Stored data
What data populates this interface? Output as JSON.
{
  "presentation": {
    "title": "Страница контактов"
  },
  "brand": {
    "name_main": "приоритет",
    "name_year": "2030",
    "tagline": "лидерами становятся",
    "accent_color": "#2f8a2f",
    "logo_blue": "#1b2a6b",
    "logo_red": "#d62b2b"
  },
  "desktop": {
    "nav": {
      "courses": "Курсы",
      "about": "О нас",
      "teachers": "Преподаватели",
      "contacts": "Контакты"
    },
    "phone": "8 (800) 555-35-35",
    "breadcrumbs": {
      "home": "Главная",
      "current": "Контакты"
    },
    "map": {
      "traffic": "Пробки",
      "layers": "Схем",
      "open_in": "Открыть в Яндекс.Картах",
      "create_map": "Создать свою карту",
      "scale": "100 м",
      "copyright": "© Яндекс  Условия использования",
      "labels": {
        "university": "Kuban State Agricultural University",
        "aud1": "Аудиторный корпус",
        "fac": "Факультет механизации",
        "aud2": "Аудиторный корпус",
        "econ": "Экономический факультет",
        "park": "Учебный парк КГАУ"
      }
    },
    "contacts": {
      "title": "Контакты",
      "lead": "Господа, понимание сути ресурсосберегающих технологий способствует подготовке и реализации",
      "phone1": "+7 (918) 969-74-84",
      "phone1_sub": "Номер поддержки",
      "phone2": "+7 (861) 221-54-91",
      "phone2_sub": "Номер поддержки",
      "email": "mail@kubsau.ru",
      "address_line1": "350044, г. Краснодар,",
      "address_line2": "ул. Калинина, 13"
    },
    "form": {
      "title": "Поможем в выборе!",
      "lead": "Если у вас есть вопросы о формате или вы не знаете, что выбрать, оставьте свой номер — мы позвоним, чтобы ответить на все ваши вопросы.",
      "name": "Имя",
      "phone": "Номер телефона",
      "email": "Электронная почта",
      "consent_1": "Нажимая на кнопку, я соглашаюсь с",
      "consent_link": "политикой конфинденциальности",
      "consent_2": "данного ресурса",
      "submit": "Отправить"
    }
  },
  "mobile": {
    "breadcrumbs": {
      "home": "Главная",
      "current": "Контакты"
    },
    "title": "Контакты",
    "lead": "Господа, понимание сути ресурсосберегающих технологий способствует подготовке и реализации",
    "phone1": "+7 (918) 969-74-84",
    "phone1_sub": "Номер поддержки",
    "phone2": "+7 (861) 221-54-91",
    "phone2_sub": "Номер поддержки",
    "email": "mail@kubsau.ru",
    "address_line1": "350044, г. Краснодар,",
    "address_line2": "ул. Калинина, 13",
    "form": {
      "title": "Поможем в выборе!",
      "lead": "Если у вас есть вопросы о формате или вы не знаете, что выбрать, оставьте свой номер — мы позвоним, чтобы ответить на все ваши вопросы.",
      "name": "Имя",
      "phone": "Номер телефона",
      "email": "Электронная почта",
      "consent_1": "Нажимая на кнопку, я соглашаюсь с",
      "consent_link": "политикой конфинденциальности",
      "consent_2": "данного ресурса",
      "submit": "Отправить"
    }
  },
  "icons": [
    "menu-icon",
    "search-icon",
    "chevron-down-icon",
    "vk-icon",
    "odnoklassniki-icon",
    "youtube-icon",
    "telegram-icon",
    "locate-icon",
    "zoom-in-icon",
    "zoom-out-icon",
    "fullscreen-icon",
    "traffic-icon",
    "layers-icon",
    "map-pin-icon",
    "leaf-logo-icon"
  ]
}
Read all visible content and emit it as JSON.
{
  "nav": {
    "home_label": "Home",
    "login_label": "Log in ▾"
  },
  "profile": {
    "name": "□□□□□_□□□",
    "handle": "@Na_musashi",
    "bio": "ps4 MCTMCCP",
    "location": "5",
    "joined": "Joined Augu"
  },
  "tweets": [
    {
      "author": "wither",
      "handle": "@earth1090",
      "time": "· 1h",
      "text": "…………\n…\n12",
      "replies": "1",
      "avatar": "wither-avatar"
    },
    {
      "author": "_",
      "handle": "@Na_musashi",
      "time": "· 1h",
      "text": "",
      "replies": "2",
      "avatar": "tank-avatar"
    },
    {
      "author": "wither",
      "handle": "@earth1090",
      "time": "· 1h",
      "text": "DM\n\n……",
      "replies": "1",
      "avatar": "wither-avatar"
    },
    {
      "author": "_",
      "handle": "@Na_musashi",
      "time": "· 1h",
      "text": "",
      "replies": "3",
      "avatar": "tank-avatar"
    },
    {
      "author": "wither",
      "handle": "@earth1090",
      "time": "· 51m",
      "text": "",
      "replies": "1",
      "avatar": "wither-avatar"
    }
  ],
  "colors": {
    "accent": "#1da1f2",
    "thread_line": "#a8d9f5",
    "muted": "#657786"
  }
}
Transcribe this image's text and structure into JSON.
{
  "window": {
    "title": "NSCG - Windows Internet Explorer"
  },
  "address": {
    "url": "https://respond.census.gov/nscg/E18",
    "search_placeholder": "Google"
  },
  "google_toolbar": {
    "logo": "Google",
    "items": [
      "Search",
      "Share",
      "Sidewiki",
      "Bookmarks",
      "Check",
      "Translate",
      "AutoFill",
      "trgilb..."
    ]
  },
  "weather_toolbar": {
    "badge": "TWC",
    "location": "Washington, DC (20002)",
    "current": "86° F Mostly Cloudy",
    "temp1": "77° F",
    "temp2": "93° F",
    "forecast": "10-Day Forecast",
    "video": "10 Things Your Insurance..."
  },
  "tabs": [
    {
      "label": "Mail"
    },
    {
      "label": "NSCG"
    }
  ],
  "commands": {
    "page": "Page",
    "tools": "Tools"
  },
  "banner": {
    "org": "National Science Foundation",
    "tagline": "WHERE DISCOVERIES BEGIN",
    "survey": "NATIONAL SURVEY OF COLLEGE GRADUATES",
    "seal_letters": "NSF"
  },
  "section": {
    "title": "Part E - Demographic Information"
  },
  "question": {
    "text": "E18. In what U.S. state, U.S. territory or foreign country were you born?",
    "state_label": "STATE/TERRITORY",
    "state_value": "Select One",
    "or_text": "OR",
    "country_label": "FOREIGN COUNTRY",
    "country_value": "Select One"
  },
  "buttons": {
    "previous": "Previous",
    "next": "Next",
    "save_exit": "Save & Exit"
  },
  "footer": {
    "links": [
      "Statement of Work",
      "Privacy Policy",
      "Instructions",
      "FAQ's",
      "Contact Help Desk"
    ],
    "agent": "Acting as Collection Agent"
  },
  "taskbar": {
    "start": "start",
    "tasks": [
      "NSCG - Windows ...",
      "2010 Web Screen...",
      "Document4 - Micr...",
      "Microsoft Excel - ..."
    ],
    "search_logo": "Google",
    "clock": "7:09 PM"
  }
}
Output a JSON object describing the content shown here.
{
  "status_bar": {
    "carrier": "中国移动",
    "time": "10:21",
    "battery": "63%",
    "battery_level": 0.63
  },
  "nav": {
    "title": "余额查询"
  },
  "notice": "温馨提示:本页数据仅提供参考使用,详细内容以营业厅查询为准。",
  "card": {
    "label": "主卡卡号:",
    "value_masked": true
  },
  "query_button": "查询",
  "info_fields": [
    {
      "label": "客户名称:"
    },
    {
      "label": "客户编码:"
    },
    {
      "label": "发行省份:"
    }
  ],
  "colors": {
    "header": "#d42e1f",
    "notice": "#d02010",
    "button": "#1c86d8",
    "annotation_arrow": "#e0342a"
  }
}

- _Stated goal_
Type out the material again exactly as presented.

- _Reply_
What data populates this interface? Output as JSON.
{
  "presentation": {
    "title": "Страница контактов"
  },
  "brand": {
    "name_main": "приоритет",
    "name_year": "2030",
    "tagline": "лидерами становятся",
    "accent_color": "#2f8a2f",
    "logo_blue": "#1b2a6b",
    "logo_red": "#d62b2b"
  },
  "desktop": {
    "nav": {
      "courses": "Курсы",
      "about": "О нас",
      "teachers": "Преподаватели",
      "contacts": "Контакты"
    },
    "phone": "8 (800) 555-35-35",
    "breadcrumbs": {
      "home": "Главная",
      "current": "Контакты"
    },
    "map": {
      "traffic": "Пробки",
      "layers": "Схем",
      "open_in": "Открыть в Яндекс.Картах",
      "create_map": "Создать свою карту",
      "scale": "100 м",
      "copyright": "© Яндекс  Условия использования",
      "labels": {
        "university": "Kuban State Agricultural University",
        "aud1": "Аудиторный корпус",
        "fac": "Факультет механизации",
        "aud2": "Аудиторный корпус",
        "econ": "Экономический факультет",
        "park": "Учебный парк КГАУ"
      }
    },
    "contacts": {
      "title": "Контакты",
      "lead": "Господа, понимание сути ресурсосберегающих технологий способствует подготовке и реализации",
      "phone1": "+7 (918) 969-74-84",
      "phone1_sub": "Номер поддержки",
      "phone2": "+7 (861) 221-54-91",
      "phone2_sub": "Номер поддержки",
      "email": "mail@kubsau.ru",
      "address_line1": "350044, г. Краснодар,",
      "address_line2": "ул. Калинина, 13"
    },
    "form": {
      "title": "Поможем в выборе!",
      "lead": "Если у вас есть вопросы о формате или вы не знаете, что выбрать, оставьте свой номер — мы позвоним, чтобы ответить на все ваши вопросы.",
      "name": "Имя",
      "phone": "Номер телефона",
      "email": "Электронная почта",
      "consent_1": "Нажимая на кнопку, я соглашаюсь с",
      "consent_link": "политикой конфинденциальности",
      "consent_2": "данного ресурса",
      "submit": "Отправить"
    }
  },
  "mobile": {
    "breadcrumbs": {
      "home": "Главная",
      "current": "Контакты"
    },
    "title": "Контакты",
    "lead": "Господа, понимание сути ресурсосберегающих технологий способствует подготовке и реализации",
    "phone1": "+7 (918) 969-74-84",
    "phone1_sub": "Номер поддержки",
    "phone2": "+7 (861) 221-54-91",
    "phone2_sub": "Номер поддержки",
    "email": "mail@kubsau.ru",
    "address_line1": "350044, г. Краснодар,",
    "address_line2": "ул. Калинина, 13",
    "form": {
      "title": "Поможем в выборе!",
      "lead": "Если у вас есть вопросы о формате или вы не знаете, что выбрать, оставьте свой номер — мы позвоним, чтобы ответить на все ваши вопросы.",
      "name": "Имя",
      "phone": "Номер телефона",
      "email": "Электронная почта",
      "consent_1": "Нажимая на кнопку, я соглашаюсь с",
      "consent_link": "политикой конфинденциальности",
      "consent_2": "данного ресурса",
      "submit": "Отправить"
    }
  },
  "icons": [
    "menu-icon",
    "search-icon",
    "chevron-down-icon",
    "vk-icon",
    "odnoklassniki-icon",
    "youtube-icon",
    "telegram-icon",
    "locate-icon",
    "zoom-in-icon",
    "zoom-out-icon",
    "fullscreen-icon",
    "traffic-icon",
    "layers-icon",
    "map-pin-icon",
    "leaf-logo-icon"
  ]
}
Read all visible content and emit it as JSON.
{
  "nav": {
    "home_label": "Home",
    "login_label": "Log in ▾"
  },
  "profile": {
    "name": "□□□□□_□□□",
    "handle": "@Na_musashi",
    "bio": "ps4 MCTMCCP",
    "location": "5",
    "joined": "Joined Augu"
  },
  "tweets": [
    {
      "author": "wither",
      "handle": "@earth1090",
      "time": "· 1h",
      "text": "…………\n…\n12",
      "replies": "1",
      "avatar": "wither-avatar"
    },
    {
      "author": "_",
      "handle": "@Na_musashi",
      "time": "· 1h",
      "text": "",
      "replies": "2",
      "avatar": "tank-avatar"
    },
    {
      "author": "wither",
      "handle": "@earth1090",
      "time": "· 1h",
      "text": "DM\n\n……",
      "replies": "1",
      "avatar": "wither-avatar"
    },
    {
      "author": "_",
      "handle": "@Na_musashi",
      "time": "· 1h",
      "text": "",
      "replies": "3",
      "avatar": "tank-avatar"
    },
    {
      "author": "wither",
      "handle": "@earth1090",
      "time": "· 51m",
      "text": "",
      "replies": "1",
      "avatar": "wither-avatar"
    }
  ],
  "colors": {
    "accent": "#1da1f2",
    "thread_line": "#a8d9f5",
    "muted": "#657786"
  }
}
Transcribe this image's text and structure into JSON.
{
  "window": {
    "title": "NSCG - Windows Internet Explorer"
  },
  "address": {
    "url": "https://respond.census.gov/nscg/E18",
    "search_placeholder": "Google"
  },
  "google_toolbar": {
    "logo": "Google",
    "items": [
      "Search",
      "Share",
      "Sidewiki",
      "Bookmarks",
      "Check",
      "Translate",
      "AutoFill",
      "trgilb..."
    ]
  },
  "weather_toolbar": {
    "badge": "TWC",
    "location": "Washington, DC (20002)",
    "current": "86° F Mostly Cloudy",
    "temp1": "77° F",
    "temp2": "93° F",
    "forecast": "10-Day Forecast",
    "video": "10 Things Your Insurance..."
  },
  "tabs": [
    {
      "label": "Mail"
    },
    {
      "label": "NSCG"
    }
  ],
  "commands": {
    "page": "Page",
    "tools": "Tools"
  },
  "banner": {
    "org": "National Science Foundation",
    "tagline": "WHERE DISCOVERIES BEGIN",
    "survey": "NATIONAL SURVEY OF COLLEGE GRADUATES",
    "seal_letters": "NSF"
  },
  "section": {
    "title": "Part E - Demographic Information"
  },
  "question": {
    "text": "E18. In what U.S. state, U.S. territory or foreign country were you born?",
    "state_label": "STATE/TERRITORY",
    "state_value": "Select One",
    "or_text": "OR",
    "country_label": "FOREIGN COUNTRY",
    "country_value": "Select One"
  },
  "buttons": {
    "previous": "Previous",
    "next": "Next",
    "save_exit": "Save & Exit"
  },
  "footer": {
    "links": [
      "Statement of Work",
      "Privacy Policy",
      "Instructions",
      "FAQ's",
      "Contact Help Desk"
    ],
    "agent": "Acting as Collection Agent"
  },
  "taskbar": {
    "start": "start",
    "tasks": [
      "NSCG - Windows ...",
      "2010 Web Screen...",
      "Document4 - Micr...",
      "Microsoft Excel - ..."
    ],
    "search_logo": "Google",
    "clock": "7:09 PM"
  }
}
Output a JSON object describing the content shown here.
{
  "status_bar": {
    "carrier": "中国移动",
    "time": "10:21",
    "battery": "63%",
    "battery_level": 0.63
  },
  "nav": {
    "title": "余额查询"
  },
  "notice": "温馨提示:本页数据仅提供参考使用,详细内容以营业厅查询为准。",
  "card": {
    "label": "主卡卡号:",
    "value_masked": true
  },
  "query_button": "查询",
  "info_fields": [
    {
      "label": "客户名称:"
    },
    {
      "label": "客户编码:"
    },
    {
      "label": "发行省份:"
    }
  ],
  "colors": {
    "header": "#d42e1f",
    "notice": "#d02010",
    "button": "#1c86d8",
    "annotation_arrow": "#e0342a"
  }
}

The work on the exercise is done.